**Work to do**
Recast all of the data below as a Markdown table with two columns, Row and Line, giving each line its own numbered row. Skip blank lines and leave the pictures out.

** Start of Data **

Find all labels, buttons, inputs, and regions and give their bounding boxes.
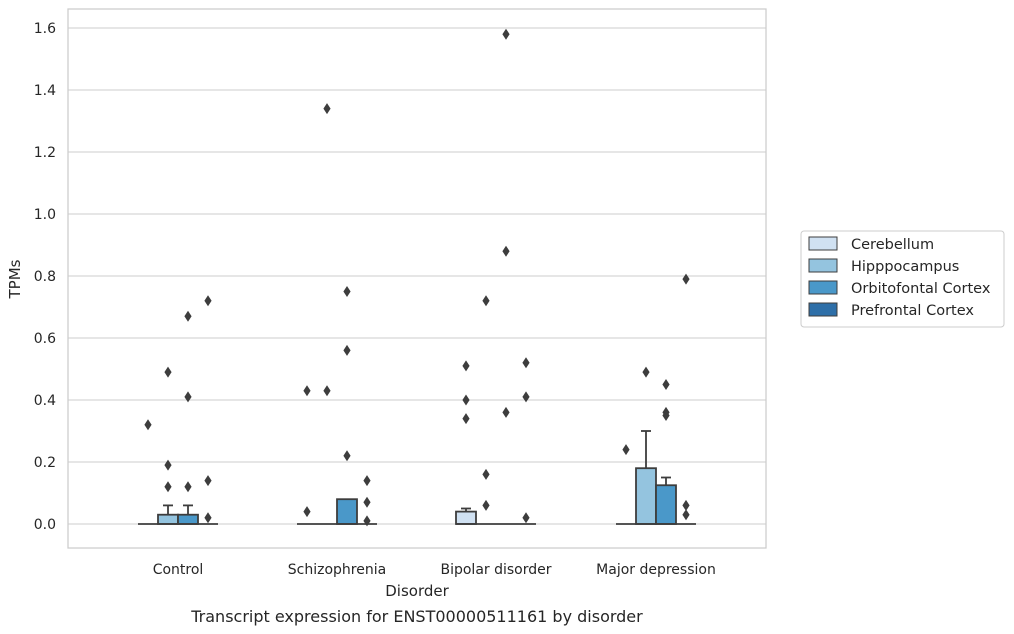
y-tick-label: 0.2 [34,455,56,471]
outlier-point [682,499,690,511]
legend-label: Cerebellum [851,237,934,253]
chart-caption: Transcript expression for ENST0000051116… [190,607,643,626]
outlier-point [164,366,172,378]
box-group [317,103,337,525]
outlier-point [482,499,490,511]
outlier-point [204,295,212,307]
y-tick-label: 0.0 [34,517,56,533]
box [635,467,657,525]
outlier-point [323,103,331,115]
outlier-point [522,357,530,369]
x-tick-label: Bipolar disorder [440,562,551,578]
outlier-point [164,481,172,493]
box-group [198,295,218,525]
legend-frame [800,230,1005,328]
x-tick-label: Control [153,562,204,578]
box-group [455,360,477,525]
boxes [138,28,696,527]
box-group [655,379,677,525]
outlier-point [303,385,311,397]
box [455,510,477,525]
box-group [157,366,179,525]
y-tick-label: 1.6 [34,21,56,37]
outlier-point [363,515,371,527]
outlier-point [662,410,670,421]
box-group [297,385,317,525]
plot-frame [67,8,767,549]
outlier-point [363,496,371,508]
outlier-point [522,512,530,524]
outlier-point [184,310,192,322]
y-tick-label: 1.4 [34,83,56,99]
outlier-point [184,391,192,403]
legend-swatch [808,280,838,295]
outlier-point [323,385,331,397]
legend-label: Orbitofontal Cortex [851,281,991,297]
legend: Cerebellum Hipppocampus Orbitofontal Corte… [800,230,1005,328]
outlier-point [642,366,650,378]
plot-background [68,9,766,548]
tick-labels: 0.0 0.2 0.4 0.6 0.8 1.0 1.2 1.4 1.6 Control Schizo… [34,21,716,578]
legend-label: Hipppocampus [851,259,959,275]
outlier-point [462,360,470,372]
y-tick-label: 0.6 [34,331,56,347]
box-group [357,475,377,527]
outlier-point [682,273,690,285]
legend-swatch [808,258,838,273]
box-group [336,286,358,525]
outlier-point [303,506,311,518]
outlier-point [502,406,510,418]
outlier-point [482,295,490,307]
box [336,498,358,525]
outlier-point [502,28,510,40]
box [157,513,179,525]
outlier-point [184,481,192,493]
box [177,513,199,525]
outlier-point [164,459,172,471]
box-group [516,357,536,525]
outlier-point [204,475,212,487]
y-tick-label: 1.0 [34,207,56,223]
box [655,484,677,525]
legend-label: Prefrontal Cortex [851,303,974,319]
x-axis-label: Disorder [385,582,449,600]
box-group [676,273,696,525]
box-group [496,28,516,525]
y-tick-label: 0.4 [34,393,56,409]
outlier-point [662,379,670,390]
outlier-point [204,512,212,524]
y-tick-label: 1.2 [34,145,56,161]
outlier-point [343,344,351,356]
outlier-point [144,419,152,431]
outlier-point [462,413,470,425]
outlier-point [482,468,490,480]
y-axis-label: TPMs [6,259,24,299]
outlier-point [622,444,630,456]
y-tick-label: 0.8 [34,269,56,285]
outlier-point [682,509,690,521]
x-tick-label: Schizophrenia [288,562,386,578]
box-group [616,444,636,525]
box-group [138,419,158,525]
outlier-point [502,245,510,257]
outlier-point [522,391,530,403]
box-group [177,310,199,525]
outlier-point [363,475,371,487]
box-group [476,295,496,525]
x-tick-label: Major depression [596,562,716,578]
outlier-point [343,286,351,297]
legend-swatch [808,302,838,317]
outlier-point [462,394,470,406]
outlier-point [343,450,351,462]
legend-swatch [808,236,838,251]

** End of Data **

**Response**
| Row | Line |
|---|---|
| 1 | Find all labels, buttons, inputs, and regions and give their bounding boxes. |
| 2 | y-tick-label: 0.2 [34,455,56,471] |
| 3 | outlier-point [682,499,690,511] |
| 4 | legend-label: Cerebellum [851,237,934,253] |
| 5 | chart-caption: Transcript expression for ENST0000051116… [190,607,643,626] |
| 6 | outlier-point [164,366,172,378] |
| 7 | box-group [317,103,337,525] |
| 8 | outlier-point [482,499,490,511] |
| 9 | outlier-point [204,295,212,307] |
| 10 | y-tick-label: 0.0 [34,517,56,533] |
| 11 | box [635,467,657,525] |
| 12 | outlier-point [323,103,331,115] |
| 13 | outlier-point [522,357,530,369] |
| 14 | x-tick-label: Bipolar disorder [440,562,551,578] |
| 15 | outlier-point [164,481,172,493] |
| 16 | box-group [198,295,218,525] |
| 17 | legend-frame [800,230,1005,328] |
| 18 | x-tick-label: Control [153,562,204,578] |
| 19 | box-group [455,360,477,525] |
| 20 | boxes [138,28,696,527] |
| 21 | box-group [655,379,677,525] |
| 22 | outlier-point [303,385,311,397] |
| 23 | box [455,510,477,525] |
| 24 | box-group [157,366,179,525] |
| 25 | y-tick-label: 1.6 [34,21,56,37] |
| 26 | outlier-point [363,515,371,527] |
| 27 | outlier-point [662,410,670,421] |
| 28 | box-group [297,385,317,525] |
| 29 | plot-frame [67,8,767,549] |
| 30 | outlier-point [363,496,371,508] |
| 31 | outlier-point [522,512,530,524] |
| 32 | outlier-point [184,310,192,322] |
| 33 | y-tick-label: 1.4 [34,83,56,99] |
| 34 | outlier-point [184,391,192,403] |
| 35 | legend-swatch [808,280,838,295] |
| 36 | outlier-point [323,385,331,397] |
| 37 | legend-label: Orbitofontal Cortex [851,281,991,297] |
| 38 | legend: Cerebellum Hipppocampus Orbitofontal Corte… [800,230,1005,328] |
| 39 | outlier-point [642,366,650,378] |
| 40 | plot-background [68,9,766,548] |
| 41 | tick-labels: 0.0 0.2 0.4 0.6 0.8 1.0 1.2 1.4 1.6 Control Schizo… [34,21,716,578] |
| 42 | legend-label: Hipppocampus [851,259,959,275] |
| 43 | outlier-point [462,360,470,372] |
| 44 | y-tick-label: 0.6 [34,331,56,347] |
| 45 | box-group [357,475,377,527] |
| 46 | outlier-point [682,273,690,285] |
| 47 | legend-swatch [808,258,838,273] |
| 48 | box-group [336,286,358,525] |
| 49 | outlier-point [303,506,311,518] |
| 50 | outlier-point [502,406,510,418] |
| 51 | outlier-point [482,295,490,307] |
| 52 | box [336,498,358,525] |
| 53 | outlier-point [502,28,510,40] |
| 54 | box [157,513,179,525] |
| 55 | outlier-point [184,481,192,493] |
| 56 | box [177,513,199,525] |
| 57 | outlier-point [164,459,172,471] |
| 58 | box-group [516,357,536,525] |
| 59 | outlier-point [204,475,212,487] |
| 60 | y-tick-label: 1.0 [34,207,56,223] |
| 61 | box [655,484,677,525] |
| 62 | legend-label: Prefrontal Cortex [851,303,974,319] |
| 63 | x-axis-label: Disorder [385,582,449,600] |
| 64 | box-group [676,273,696,525] |
| 65 | box-group [496,28,516,525] |
| 66 | y-tick-label: 0.4 [34,393,56,409] |
| 67 | outlier-point [662,379,670,390] |
| 68 | outlier-point [204,512,212,524] |
| 69 | y-tick-label: 1.2 [34,145,56,161] |
| 70 | outlier-point [343,344,351,356] |
| 71 | outlier-point [144,419,152,431] |
| 72 | outlier-point [462,413,470,425] |
| 73 | outlier-point [482,468,490,480] |
| 74 | y-axis-label: TPMs [6,259,24,299] |
| 75 | outlier-point [622,444,630,456] |
| 76 | y-tick-label: 0.8 [34,269,56,285] |
| 77 | outlier-point [682,509,690,521] |
| 78 | x-tick-label: Schizophrenia [288,562,386,578] |
| 79 | box-group [616,444,636,525] |
| 80 | box-group [138,419,158,525] |
| 81 | outlier-point [502,245,510,257] |
| 82 | outlier-point [522,391,530,403] |
| 83 | box-group [177,310,199,525] |
| 84 | outlier-point [363,475,371,487] |
| 85 | box-group [476,295,496,525] |
| 86 | x-tick-label: Major depression [596,562,716,578] |
| 87 | outlier-point [343,286,351,297] |
| 88 | legend-swatch [808,302,838,317] |
| 89 | outlier-point [462,394,470,406] |
| 90 | outlier-point [343,450,351,462] |
| 91 | legend-swatch [808,236,838,251] |